• _Provided material_:
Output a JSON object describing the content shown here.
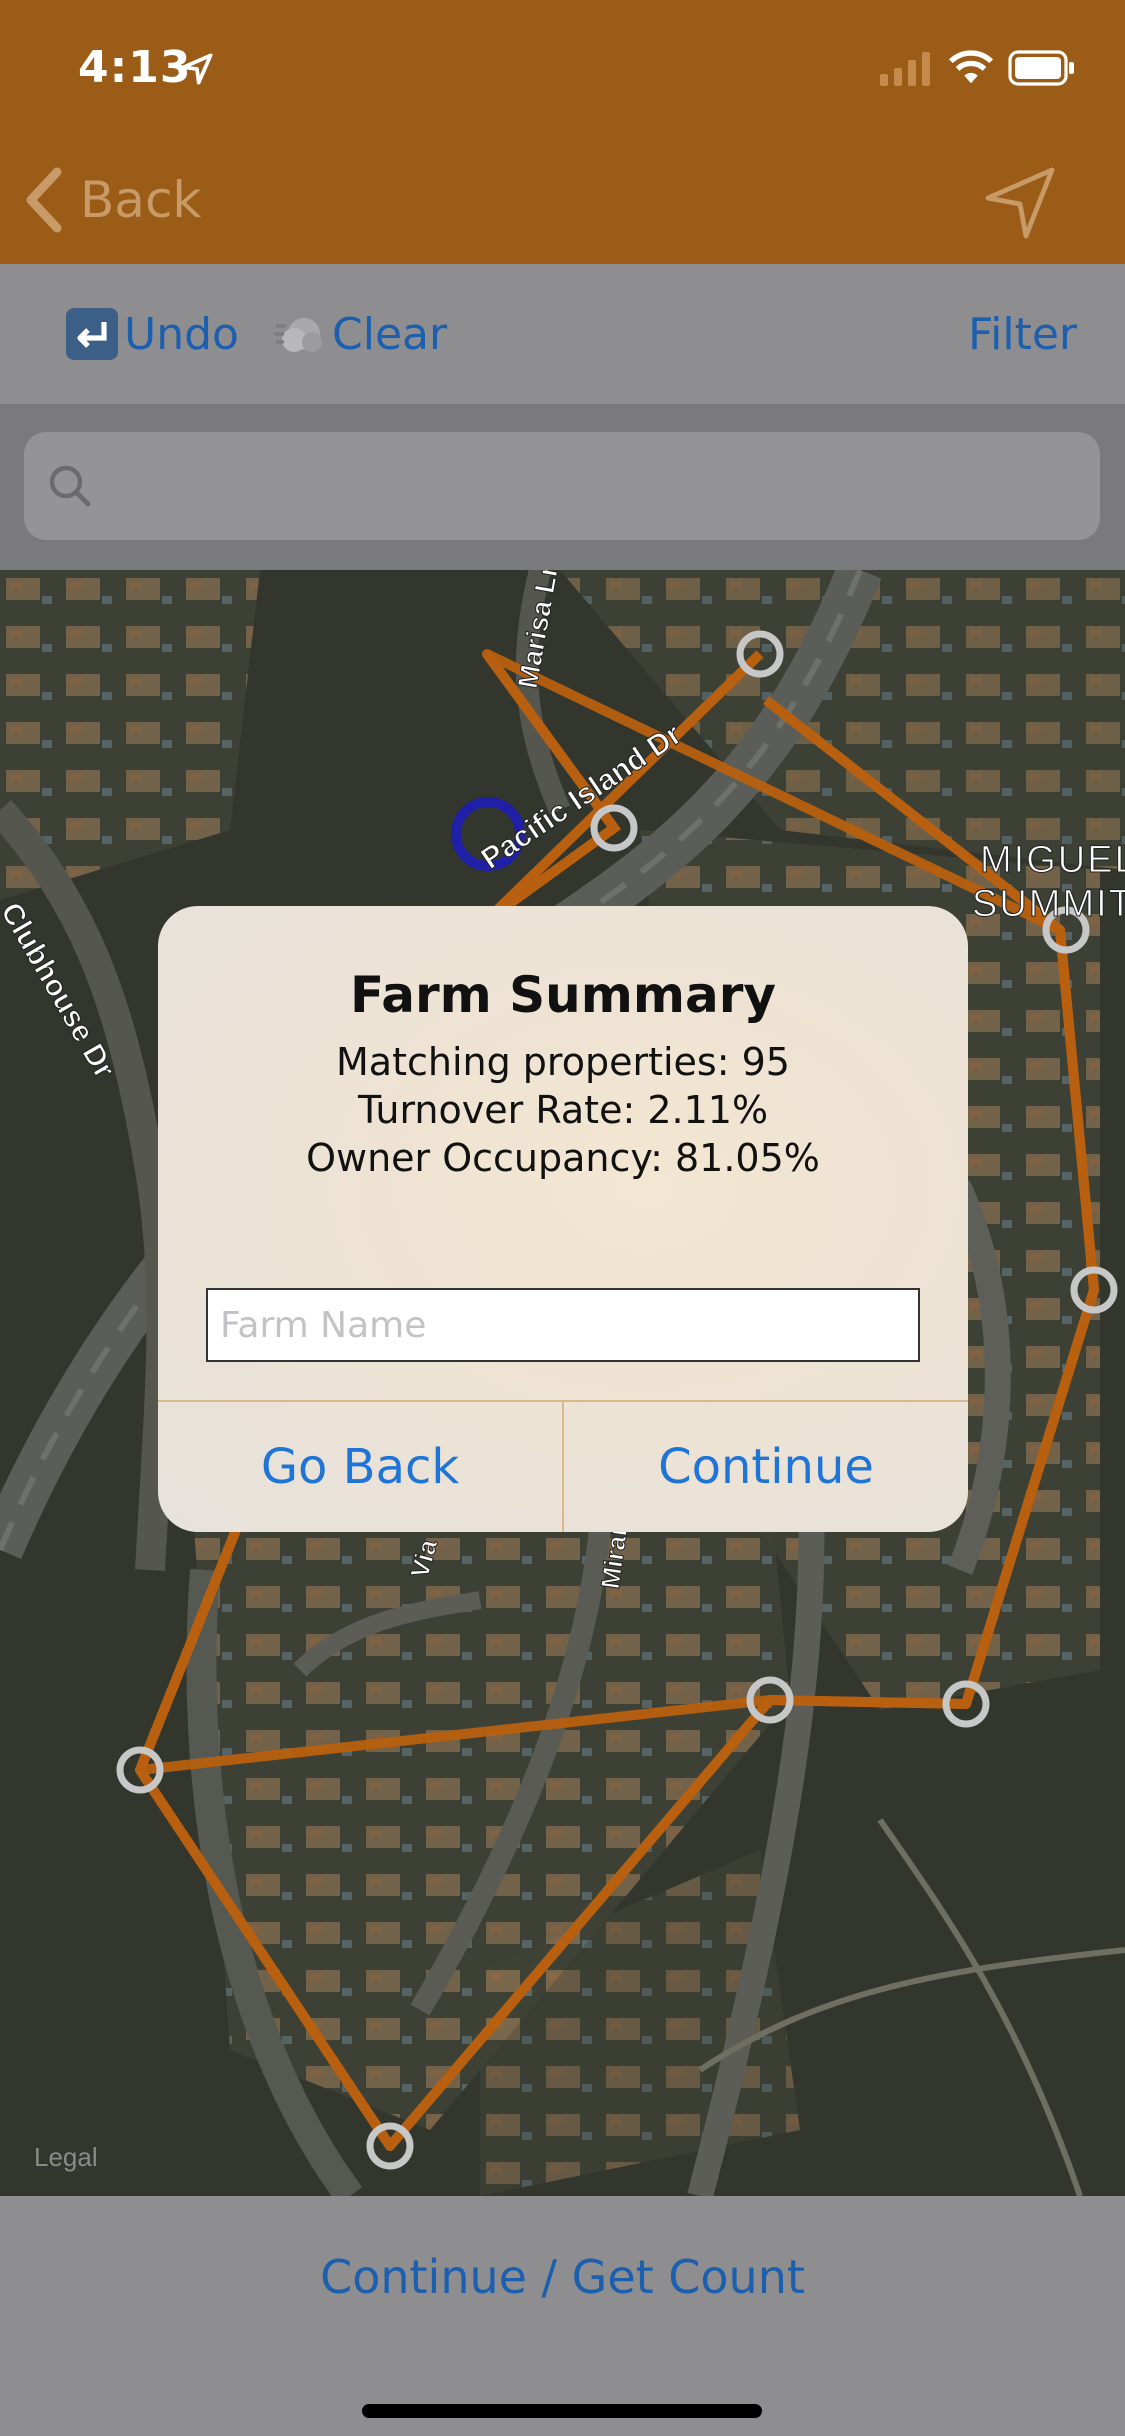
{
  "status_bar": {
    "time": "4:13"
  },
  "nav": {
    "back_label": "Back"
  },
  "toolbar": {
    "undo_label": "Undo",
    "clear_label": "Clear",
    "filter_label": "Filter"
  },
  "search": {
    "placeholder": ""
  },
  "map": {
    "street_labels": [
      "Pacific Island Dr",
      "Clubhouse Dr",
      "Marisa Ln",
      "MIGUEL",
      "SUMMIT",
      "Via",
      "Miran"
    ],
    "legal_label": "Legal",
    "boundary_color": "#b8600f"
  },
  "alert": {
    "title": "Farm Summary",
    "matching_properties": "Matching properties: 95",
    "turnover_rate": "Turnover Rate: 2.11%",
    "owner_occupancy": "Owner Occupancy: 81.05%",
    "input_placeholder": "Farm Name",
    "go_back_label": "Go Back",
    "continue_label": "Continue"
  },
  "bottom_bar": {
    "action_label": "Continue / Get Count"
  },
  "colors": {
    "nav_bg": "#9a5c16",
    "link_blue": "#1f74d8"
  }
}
==
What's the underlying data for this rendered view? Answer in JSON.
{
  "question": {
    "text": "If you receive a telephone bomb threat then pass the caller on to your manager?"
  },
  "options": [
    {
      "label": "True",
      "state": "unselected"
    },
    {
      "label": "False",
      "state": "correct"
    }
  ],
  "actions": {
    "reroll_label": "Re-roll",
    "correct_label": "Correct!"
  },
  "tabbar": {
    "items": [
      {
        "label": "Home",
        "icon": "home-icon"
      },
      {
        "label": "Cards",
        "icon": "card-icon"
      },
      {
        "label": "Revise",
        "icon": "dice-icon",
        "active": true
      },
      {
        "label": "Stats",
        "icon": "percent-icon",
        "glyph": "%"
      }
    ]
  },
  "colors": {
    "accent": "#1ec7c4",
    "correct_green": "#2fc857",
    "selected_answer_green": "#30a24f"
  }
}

• _Required task_:
Pull out every line in the data above that has the word "Continue".

• _Answer to the exercise_:
    "continue_label": "Continue"
    "action_label": "Continue / Get Count"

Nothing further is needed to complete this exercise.